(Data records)

::::::::

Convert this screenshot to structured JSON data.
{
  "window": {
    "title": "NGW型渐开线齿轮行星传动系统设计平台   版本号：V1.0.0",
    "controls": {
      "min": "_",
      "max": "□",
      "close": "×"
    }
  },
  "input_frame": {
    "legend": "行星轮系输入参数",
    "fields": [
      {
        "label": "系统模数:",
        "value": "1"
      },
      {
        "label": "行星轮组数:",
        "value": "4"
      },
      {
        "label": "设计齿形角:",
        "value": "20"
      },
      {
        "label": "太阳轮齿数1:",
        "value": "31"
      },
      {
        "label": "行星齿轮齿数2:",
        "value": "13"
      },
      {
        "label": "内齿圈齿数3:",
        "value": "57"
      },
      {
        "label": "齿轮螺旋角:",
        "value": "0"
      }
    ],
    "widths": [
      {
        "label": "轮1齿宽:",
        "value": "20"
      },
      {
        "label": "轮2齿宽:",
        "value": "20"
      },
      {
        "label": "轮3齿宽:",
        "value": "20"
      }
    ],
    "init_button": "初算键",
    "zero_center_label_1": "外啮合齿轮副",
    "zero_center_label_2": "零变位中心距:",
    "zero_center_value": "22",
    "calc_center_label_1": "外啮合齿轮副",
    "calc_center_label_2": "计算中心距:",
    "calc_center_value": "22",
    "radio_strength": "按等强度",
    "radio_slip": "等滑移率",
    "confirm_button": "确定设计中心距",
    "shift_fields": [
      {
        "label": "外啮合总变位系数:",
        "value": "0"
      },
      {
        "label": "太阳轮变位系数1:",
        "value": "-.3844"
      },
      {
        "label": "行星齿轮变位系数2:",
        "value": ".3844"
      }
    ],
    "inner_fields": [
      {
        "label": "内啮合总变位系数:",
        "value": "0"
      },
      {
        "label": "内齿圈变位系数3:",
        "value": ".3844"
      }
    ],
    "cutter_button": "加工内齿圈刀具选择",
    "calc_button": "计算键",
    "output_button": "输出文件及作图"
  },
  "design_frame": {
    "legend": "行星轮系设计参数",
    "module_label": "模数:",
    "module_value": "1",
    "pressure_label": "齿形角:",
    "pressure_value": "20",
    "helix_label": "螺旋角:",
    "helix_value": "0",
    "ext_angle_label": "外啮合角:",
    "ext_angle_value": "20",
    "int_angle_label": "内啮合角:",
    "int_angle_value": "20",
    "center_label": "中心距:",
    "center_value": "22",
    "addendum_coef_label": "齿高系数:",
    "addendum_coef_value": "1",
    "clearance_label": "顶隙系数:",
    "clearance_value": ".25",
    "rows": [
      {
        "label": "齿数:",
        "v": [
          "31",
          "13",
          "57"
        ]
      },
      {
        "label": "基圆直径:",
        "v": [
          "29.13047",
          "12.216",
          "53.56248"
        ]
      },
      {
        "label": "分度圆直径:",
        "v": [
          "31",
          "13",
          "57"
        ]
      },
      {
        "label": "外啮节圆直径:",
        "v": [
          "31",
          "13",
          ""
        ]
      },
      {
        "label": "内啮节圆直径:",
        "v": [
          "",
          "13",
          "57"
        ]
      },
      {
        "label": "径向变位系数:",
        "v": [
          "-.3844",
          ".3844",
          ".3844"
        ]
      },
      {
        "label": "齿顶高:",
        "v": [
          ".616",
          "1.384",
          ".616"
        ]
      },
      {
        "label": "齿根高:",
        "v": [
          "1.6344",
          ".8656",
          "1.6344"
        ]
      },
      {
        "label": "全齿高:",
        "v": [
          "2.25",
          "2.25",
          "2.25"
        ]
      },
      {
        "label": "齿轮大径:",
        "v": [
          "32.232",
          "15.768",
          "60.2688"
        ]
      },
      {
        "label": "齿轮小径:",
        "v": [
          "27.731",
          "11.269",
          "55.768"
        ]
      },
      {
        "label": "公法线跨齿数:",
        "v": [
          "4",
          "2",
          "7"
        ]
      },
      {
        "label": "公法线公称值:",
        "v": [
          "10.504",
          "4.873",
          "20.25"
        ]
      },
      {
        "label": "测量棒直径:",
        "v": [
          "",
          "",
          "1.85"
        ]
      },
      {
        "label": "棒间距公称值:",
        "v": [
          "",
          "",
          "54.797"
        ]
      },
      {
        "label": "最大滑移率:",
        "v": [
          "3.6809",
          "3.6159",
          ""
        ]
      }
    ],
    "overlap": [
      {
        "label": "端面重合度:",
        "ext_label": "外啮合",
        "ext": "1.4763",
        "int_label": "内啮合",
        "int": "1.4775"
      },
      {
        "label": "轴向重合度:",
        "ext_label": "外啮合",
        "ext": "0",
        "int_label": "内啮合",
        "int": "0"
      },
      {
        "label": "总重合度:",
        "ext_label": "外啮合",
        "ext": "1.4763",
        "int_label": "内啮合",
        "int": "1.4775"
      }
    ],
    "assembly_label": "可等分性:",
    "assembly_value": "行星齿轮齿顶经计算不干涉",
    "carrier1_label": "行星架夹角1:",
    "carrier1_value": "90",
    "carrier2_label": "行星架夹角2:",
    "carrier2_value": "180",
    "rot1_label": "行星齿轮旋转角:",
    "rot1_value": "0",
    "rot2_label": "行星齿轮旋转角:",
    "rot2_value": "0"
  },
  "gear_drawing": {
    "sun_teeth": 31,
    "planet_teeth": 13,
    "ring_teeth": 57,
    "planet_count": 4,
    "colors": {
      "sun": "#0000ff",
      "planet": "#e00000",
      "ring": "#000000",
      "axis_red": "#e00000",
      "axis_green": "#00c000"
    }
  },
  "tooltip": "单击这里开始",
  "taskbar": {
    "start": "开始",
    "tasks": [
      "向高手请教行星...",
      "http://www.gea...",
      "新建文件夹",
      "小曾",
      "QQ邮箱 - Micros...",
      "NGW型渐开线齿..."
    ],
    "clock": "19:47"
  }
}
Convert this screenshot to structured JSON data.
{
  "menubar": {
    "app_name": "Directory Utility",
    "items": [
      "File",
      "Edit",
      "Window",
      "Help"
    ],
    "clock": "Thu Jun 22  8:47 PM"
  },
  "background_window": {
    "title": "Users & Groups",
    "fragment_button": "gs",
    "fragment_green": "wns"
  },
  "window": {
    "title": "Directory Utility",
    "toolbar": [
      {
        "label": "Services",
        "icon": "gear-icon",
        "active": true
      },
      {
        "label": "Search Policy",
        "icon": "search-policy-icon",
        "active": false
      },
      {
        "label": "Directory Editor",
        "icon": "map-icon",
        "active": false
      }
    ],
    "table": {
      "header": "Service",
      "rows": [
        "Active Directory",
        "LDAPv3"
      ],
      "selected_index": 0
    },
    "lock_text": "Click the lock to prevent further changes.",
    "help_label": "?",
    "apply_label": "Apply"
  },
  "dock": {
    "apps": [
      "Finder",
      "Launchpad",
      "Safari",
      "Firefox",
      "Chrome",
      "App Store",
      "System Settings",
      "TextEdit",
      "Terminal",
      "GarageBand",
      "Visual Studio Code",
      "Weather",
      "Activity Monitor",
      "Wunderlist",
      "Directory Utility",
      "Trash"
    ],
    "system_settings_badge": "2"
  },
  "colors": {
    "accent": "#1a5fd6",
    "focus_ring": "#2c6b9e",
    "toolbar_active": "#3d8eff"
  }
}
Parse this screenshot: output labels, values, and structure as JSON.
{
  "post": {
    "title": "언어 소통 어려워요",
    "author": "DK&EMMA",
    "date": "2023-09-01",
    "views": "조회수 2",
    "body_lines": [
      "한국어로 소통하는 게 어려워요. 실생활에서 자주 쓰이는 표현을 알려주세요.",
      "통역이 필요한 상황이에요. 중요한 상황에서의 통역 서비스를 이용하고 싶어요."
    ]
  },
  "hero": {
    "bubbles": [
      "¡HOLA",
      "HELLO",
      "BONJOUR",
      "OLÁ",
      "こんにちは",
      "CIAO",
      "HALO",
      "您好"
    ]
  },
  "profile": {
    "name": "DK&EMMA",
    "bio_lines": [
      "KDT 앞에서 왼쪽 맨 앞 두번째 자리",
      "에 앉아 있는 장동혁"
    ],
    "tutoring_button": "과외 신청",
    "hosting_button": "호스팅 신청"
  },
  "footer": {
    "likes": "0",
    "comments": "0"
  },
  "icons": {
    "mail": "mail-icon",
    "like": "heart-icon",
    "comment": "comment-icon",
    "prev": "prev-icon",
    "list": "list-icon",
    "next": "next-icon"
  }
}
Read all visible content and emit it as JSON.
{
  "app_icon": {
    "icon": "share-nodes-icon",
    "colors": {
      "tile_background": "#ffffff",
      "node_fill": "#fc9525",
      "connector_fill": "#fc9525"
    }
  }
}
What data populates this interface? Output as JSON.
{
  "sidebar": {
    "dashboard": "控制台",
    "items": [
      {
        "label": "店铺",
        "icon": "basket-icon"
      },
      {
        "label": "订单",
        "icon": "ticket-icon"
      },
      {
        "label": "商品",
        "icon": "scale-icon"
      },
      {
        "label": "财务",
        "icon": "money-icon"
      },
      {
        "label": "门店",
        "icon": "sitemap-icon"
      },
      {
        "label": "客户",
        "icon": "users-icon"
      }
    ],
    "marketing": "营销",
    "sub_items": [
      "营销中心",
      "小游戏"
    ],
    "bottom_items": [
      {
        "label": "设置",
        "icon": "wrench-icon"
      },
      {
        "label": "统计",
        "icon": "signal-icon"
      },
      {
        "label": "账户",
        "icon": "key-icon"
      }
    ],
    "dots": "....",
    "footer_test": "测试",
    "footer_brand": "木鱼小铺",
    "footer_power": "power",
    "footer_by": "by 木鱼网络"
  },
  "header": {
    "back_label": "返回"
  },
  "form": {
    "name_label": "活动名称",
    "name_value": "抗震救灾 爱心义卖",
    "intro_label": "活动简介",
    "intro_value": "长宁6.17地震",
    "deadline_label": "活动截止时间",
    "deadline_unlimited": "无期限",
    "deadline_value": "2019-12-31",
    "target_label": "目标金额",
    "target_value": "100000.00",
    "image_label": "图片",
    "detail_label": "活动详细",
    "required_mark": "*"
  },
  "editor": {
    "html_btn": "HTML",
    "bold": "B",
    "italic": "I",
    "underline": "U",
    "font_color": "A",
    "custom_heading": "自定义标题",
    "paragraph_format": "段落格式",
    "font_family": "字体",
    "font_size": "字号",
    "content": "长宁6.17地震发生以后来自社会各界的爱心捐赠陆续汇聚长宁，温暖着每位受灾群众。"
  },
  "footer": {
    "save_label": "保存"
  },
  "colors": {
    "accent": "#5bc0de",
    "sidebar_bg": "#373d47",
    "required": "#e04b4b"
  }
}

::::::::

• Stated problem: Tally the lines in the entries above that hold the word "外啮合齿轮副". Reply with nothing but that count.

• In response: 2